• Exercise directions:
Report the number of lines that hold the string "JSON". Leave out any other text.
-- START Task input --
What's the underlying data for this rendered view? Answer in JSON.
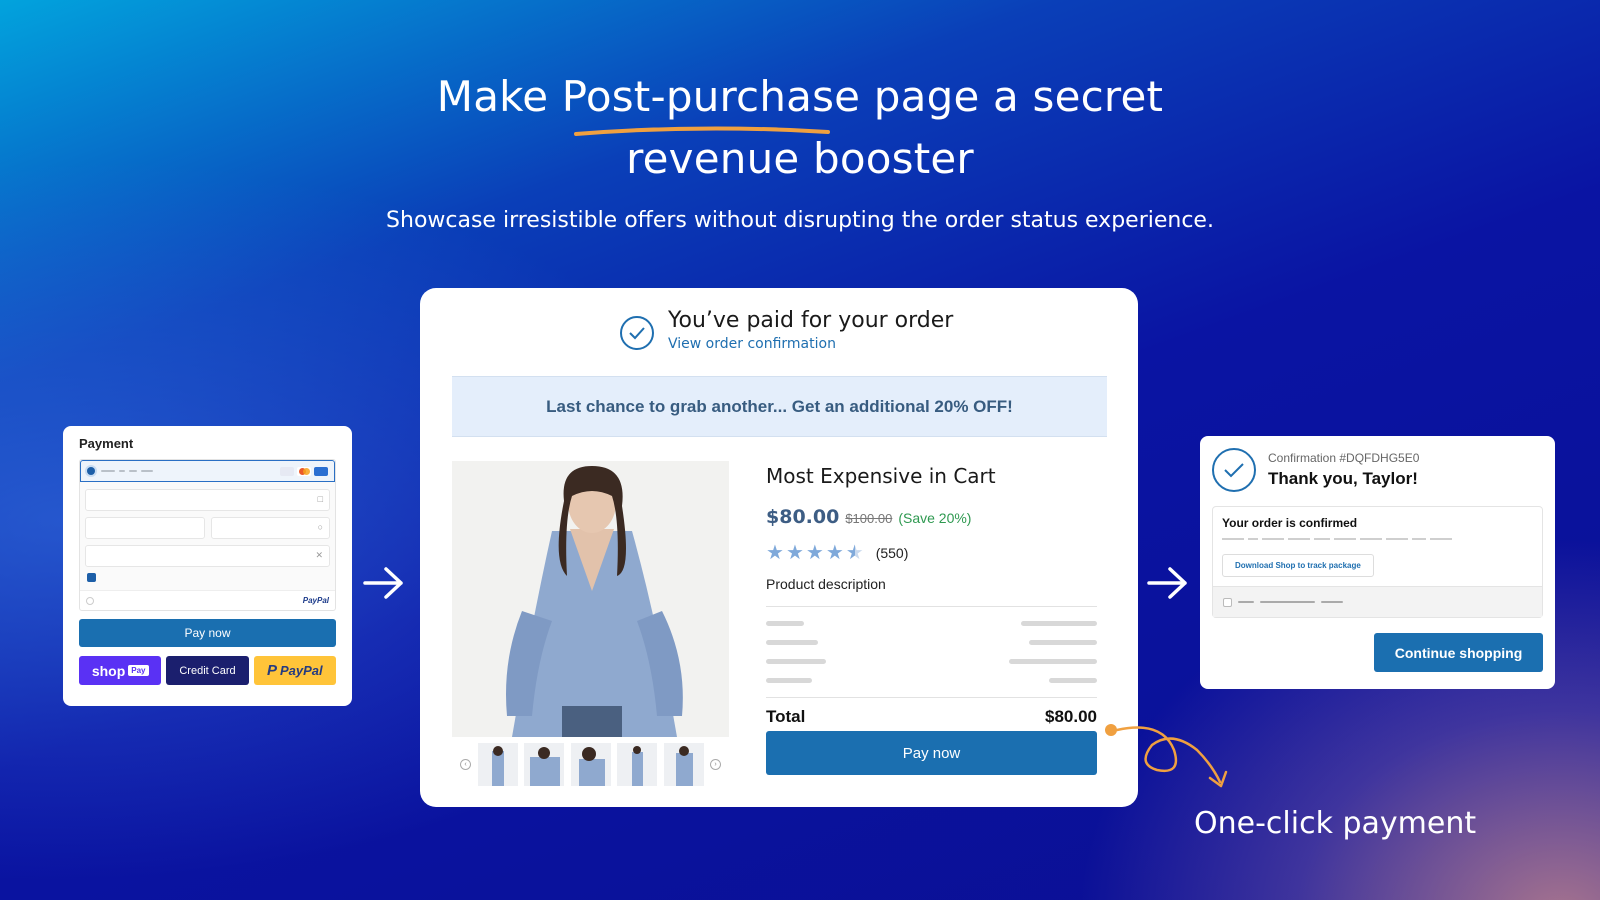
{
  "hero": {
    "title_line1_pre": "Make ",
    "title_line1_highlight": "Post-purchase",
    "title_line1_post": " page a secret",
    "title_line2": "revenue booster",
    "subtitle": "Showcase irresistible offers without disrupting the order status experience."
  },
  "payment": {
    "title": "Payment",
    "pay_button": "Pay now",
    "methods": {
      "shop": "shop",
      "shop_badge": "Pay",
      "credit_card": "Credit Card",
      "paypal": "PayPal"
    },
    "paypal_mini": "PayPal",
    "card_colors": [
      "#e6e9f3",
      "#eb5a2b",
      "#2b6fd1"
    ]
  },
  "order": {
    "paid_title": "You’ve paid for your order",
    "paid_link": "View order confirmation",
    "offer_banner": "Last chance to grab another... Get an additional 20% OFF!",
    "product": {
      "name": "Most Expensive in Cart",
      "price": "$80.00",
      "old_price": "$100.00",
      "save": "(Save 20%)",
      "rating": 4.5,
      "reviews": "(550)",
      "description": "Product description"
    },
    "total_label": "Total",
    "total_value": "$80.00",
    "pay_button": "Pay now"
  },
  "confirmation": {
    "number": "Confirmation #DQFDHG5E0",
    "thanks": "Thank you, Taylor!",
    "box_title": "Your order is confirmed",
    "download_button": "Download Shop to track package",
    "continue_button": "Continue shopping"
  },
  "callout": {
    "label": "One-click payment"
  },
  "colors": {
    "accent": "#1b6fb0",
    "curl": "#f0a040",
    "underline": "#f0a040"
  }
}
-- END Task input --
-- START Task input --
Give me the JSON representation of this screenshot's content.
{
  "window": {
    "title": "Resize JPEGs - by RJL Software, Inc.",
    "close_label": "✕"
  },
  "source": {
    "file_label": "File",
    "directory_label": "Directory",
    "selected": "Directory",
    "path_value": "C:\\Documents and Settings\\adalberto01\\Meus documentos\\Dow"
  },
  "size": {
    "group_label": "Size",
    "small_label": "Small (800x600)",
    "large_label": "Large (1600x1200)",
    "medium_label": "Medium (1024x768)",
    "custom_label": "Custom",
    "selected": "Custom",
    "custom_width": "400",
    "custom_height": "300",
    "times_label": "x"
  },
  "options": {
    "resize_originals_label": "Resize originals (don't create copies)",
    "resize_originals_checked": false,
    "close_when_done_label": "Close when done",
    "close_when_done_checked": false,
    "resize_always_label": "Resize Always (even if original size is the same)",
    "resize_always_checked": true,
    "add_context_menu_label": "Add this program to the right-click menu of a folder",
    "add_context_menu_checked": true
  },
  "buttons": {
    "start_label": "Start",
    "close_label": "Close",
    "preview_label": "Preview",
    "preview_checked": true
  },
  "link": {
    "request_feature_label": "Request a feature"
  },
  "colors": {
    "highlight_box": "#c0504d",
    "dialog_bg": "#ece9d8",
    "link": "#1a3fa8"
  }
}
-- END Task input --
• Output below:
2